• **PROVIDED RECORDS**
|---|
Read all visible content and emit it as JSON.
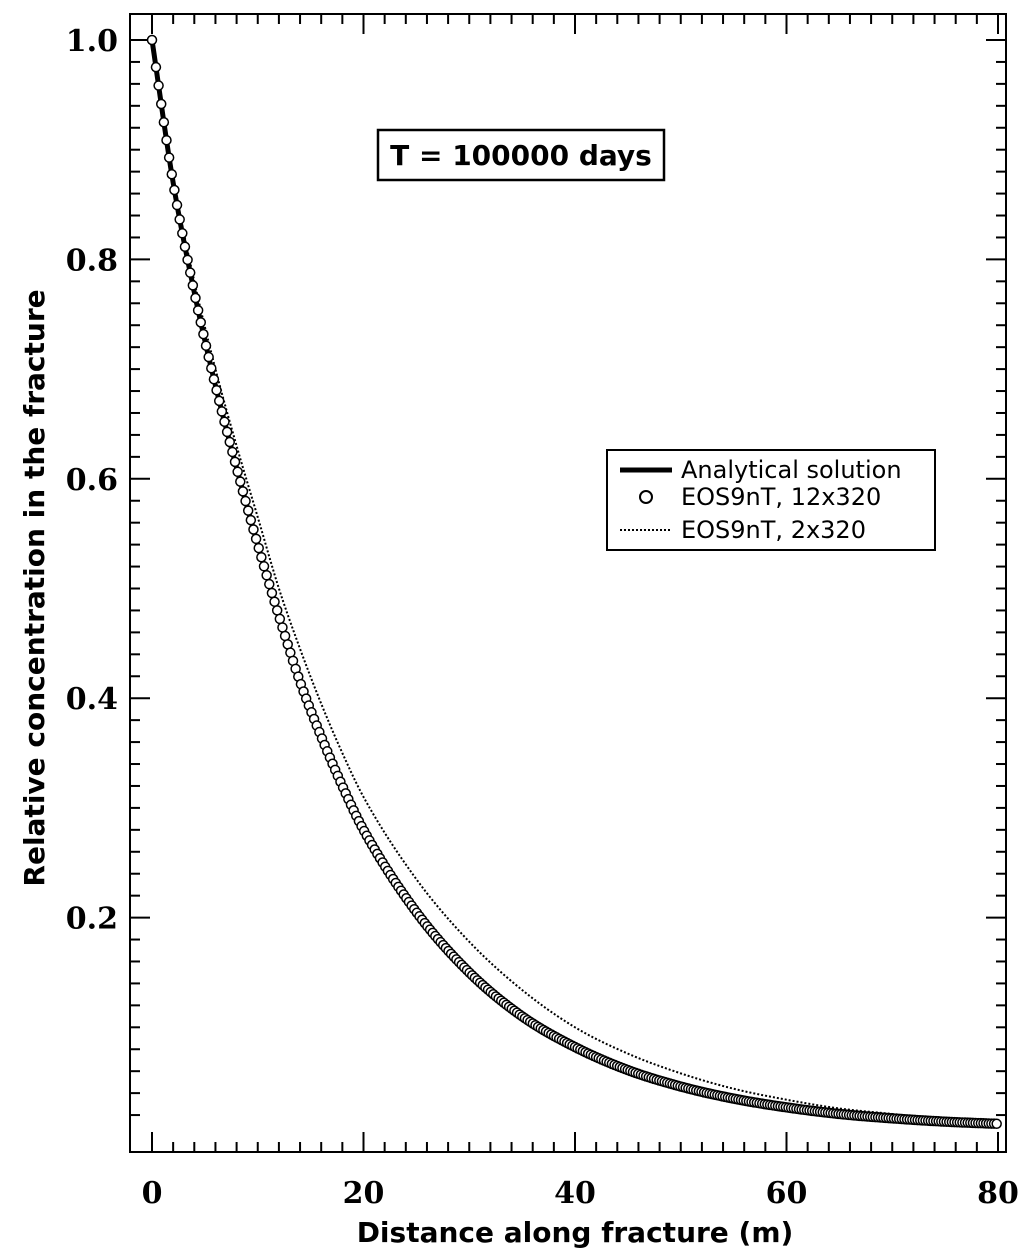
{
  "chart_data": {
    "type": "line",
    "title": "",
    "annotation": "T = 100000 days",
    "xlabel": "Distance along fracture (m)",
    "ylabel": "Relative concentration in the fracture",
    "xlim": [
      0,
      80
    ],
    "ylim": [
      0,
      1.0
    ],
    "x_ticks": [
      0,
      20,
      40,
      60,
      80
    ],
    "x_tick_labels": [
      "0",
      "20",
      "40",
      "60",
      "80"
    ],
    "y_ticks": [
      0.2,
      0.4,
      0.6,
      0.8,
      1.0
    ],
    "y_tick_labels": [
      "0.2",
      "0.4",
      "0.6",
      "0.8",
      "1.0"
    ],
    "grid": false,
    "legend_position": "right",
    "series": [
      {
        "name": "Analytical solution",
        "style": "thick-solid",
        "color": "#000000",
        "x": [
          0,
          2,
          4,
          6,
          8,
          10,
          12,
          14,
          16,
          18,
          20,
          25,
          30,
          35,
          40,
          45,
          50,
          55,
          60,
          65,
          70,
          75,
          80
        ],
        "y": [
          1.0,
          0.87,
          0.77,
          0.685,
          0.61,
          0.54,
          0.475,
          0.415,
          0.365,
          0.32,
          0.28,
          0.205,
          0.15,
          0.11,
          0.082,
          0.061,
          0.046,
          0.035,
          0.027,
          0.021,
          0.017,
          0.014,
          0.012
        ]
      },
      {
        "name": "EOS9nT, 12x320",
        "style": "open-circles",
        "color": "#000000",
        "x": [
          0,
          2,
          4,
          6,
          8,
          10,
          12,
          14,
          16,
          18,
          20,
          25,
          30,
          35,
          40,
          45,
          50,
          55,
          60,
          65,
          70,
          75,
          80
        ],
        "y": [
          1.0,
          0.87,
          0.77,
          0.685,
          0.61,
          0.54,
          0.475,
          0.415,
          0.365,
          0.32,
          0.28,
          0.205,
          0.15,
          0.11,
          0.082,
          0.061,
          0.046,
          0.035,
          0.027,
          0.021,
          0.017,
          0.014,
          0.012
        ]
      },
      {
        "name": "EOS9nT, 2x320",
        "style": "dotted",
        "color": "#000000",
        "x": [
          0,
          2,
          4,
          6,
          8,
          10,
          12,
          14,
          16,
          18,
          20,
          25,
          30,
          35,
          40,
          45,
          50,
          55,
          60,
          65,
          70,
          75,
          80
        ],
        "y": [
          1.0,
          0.875,
          0.78,
          0.7,
          0.63,
          0.565,
          0.5,
          0.445,
          0.395,
          0.35,
          0.31,
          0.235,
          0.178,
          0.134,
          0.1,
          0.076,
          0.058,
          0.044,
          0.034,
          0.026,
          0.021,
          0.016,
          0.013
        ]
      }
    ]
  }
}
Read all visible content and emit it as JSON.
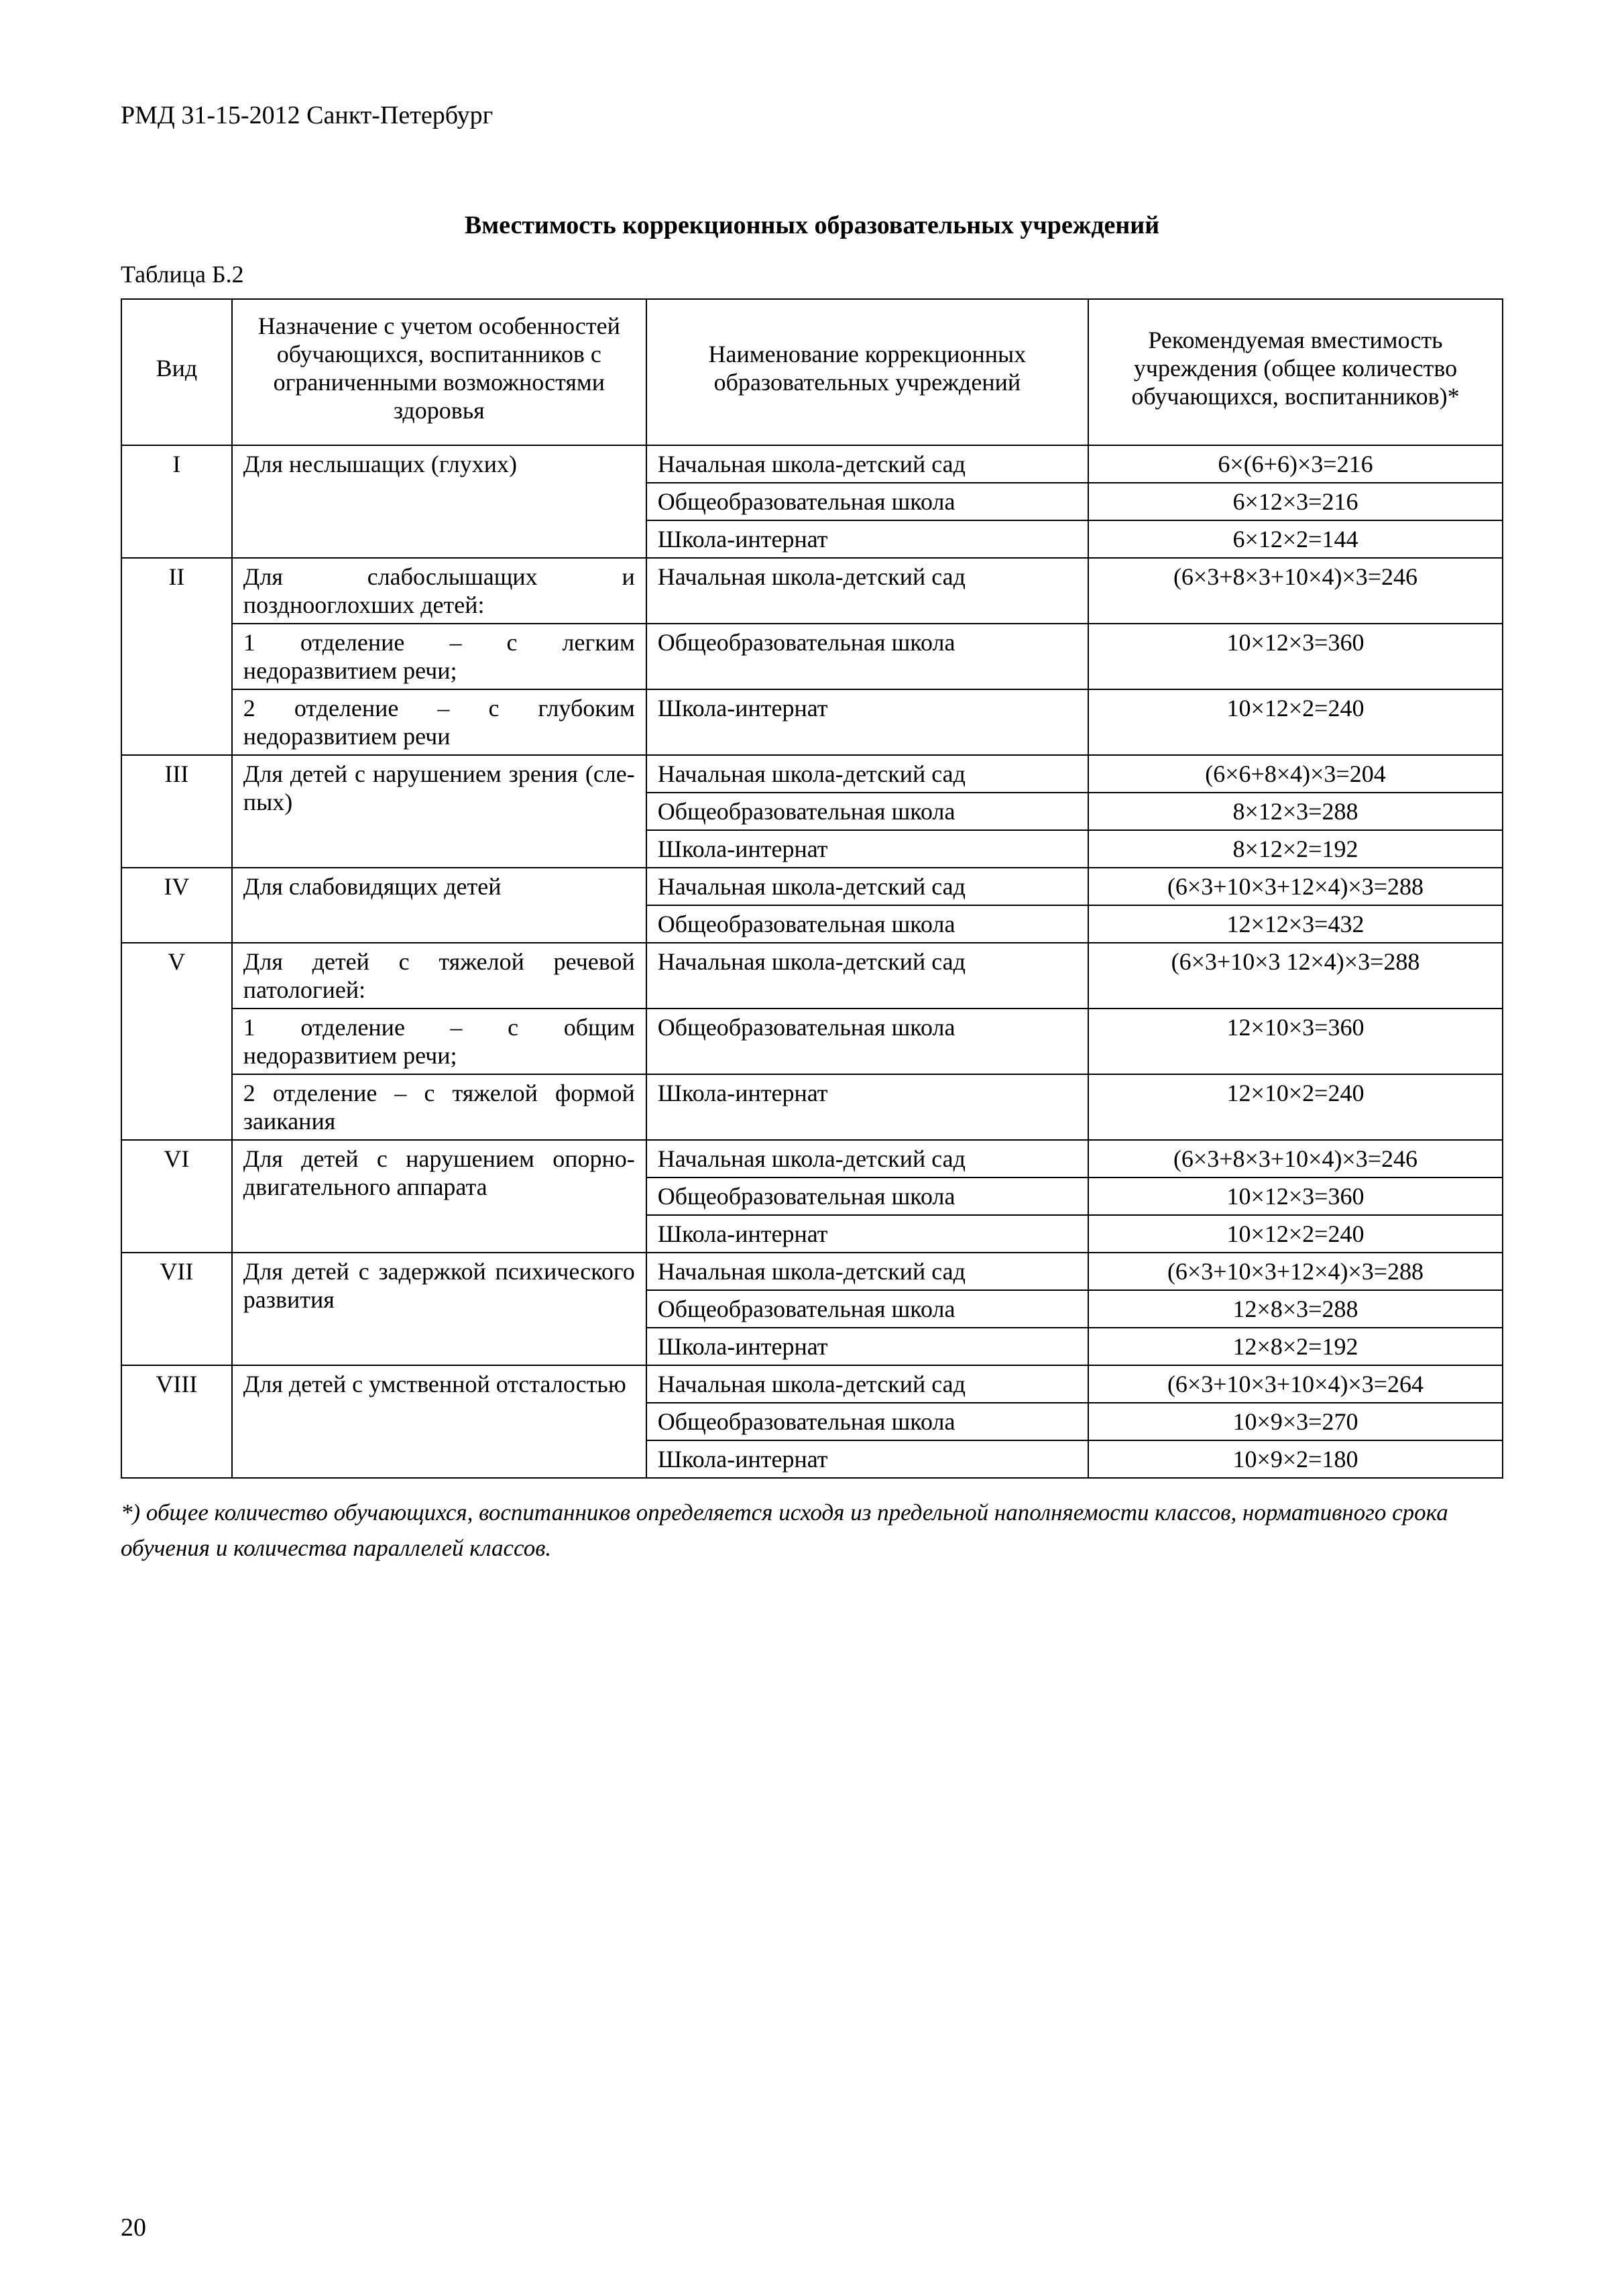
{
  "doc_header": "РМД 31-15-2012 Санкт-Петербург",
  "title": "Вместимость коррекционных образовательных учреждений",
  "table_label": "Таблица Б.2",
  "columns": {
    "c1": "Вид",
    "c2": "Назначение с учетом особенностей обучающихся, воспитанников с ограниченными возможностями здоровья",
    "c3": "Наименование коррекционных образовательных учреждений",
    "c4": "Рекомендуемая вместимость учреждения (общее количество обучающихся, воспитанников)*"
  },
  "rows": [
    {
      "vid": "I",
      "purpose": "Для неслышащих (глухих)",
      "items": [
        {
          "name": "Начальная школа-детский сад",
          "cap": "6×(6+6)×3=216"
        },
        {
          "name": "Общеобразовательная школа",
          "cap": "6×12×3=216"
        },
        {
          "name": "Школа-интернат",
          "cap": "6×12×2=144"
        }
      ]
    },
    {
      "vid": "II",
      "purpose": "Для слабослышащих и позднооглохших детей:",
      "purpose2": "1 отделение – с легким недоразвитием речи;",
      "purpose3": "2 отделение – с глубоким недоразвитием речи",
      "items": [
        {
          "name": "Начальная школа-детский сад",
          "cap": "(6×3+8×3+10×4)×3=246"
        },
        {
          "name": "Общеобразовательная школа",
          "cap": "10×12×3=360"
        },
        {
          "name": "Школа-интернат",
          "cap": "10×12×2=240"
        }
      ]
    },
    {
      "vid": "III",
      "purpose": "Для детей с нарушением зрения (сле­пых)",
      "items": [
        {
          "name": "Начальная школа-детский сад",
          "cap": "(6×6+8×4)×3=204"
        },
        {
          "name": "Общеобразовательная школа",
          "cap": "8×12×3=288"
        },
        {
          "name": "Школа-интернат",
          "cap": "8×12×2=192"
        }
      ]
    },
    {
      "vid": "IV",
      "purpose": "Для слабовидящих детей",
      "items": [
        {
          "name": "Начальная школа-детский сад",
          "cap": "(6×3+10×3+12×4)×3=288"
        },
        {
          "name": "Общеобразовательная школа",
          "cap": "12×12×3=432"
        }
      ]
    },
    {
      "vid": "V",
      "purpose": "Для детей с тяжелой ре­чевой патологией:",
      "purpose2": "1 отделение – с общим недоразвитием речи;",
      "purpose3": "2 отделение – с тяжелой формой заикания",
      "items": [
        {
          "name": "Начальная школа-детский сад",
          "cap": "(6×3+10×3 12×4)×3=288"
        },
        {
          "name": "Общеобразовательная школа",
          "cap": "12×10×3=360"
        },
        {
          "name": "Школа-интернат",
          "cap": "12×10×2=240"
        }
      ]
    },
    {
      "vid": "VI",
      "purpose": "Для детей с нарушением опорно-двигательного аппарата",
      "items": [
        {
          "name": "Начальная школа-детский сад",
          "cap": "(6×3+8×3+10×4)×3=246"
        },
        {
          "name": "Общеобразовательная школа",
          "cap": "10×12×3=360"
        },
        {
          "name": "Школа-интернат",
          "cap": "10×12×2=240"
        }
      ]
    },
    {
      "vid": "VII",
      "purpose": "Для детей с задержкой психического развития",
      "items": [
        {
          "name": "Начальная школа-детский сад",
          "cap": "(6×3+10×3+12×4)×3=288"
        },
        {
          "name": "Общеобразовательная школа",
          "cap": "12×8×3=288"
        },
        {
          "name": "Школа-интернат",
          "cap": "12×8×2=192"
        }
      ]
    },
    {
      "vid": "VIII",
      "purpose": "Для детей с умственной отсталостью",
      "items": [
        {
          "name": "Начальная школа-детский сад",
          "cap": "(6×3+10×3+10×4)×3=264"
        },
        {
          "name": "Общеобразовательная школа",
          "cap": "10×9×3=270"
        },
        {
          "name": "Школа-интернат",
          "cap": "10×9×2=180"
        }
      ]
    }
  ],
  "footnote": "*) общее количество обучающихся, воспитанников определяется исходя из предельной наполняемости классов,  нормативного срока обучения и количества параллелей классов.",
  "page_number": "20"
}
|---|
• **WHAT YOU WILL DO**
Determine the number of lines in these entries that contain the word "общее", and write only that number.

• **PROBLEM SOLUTION**
2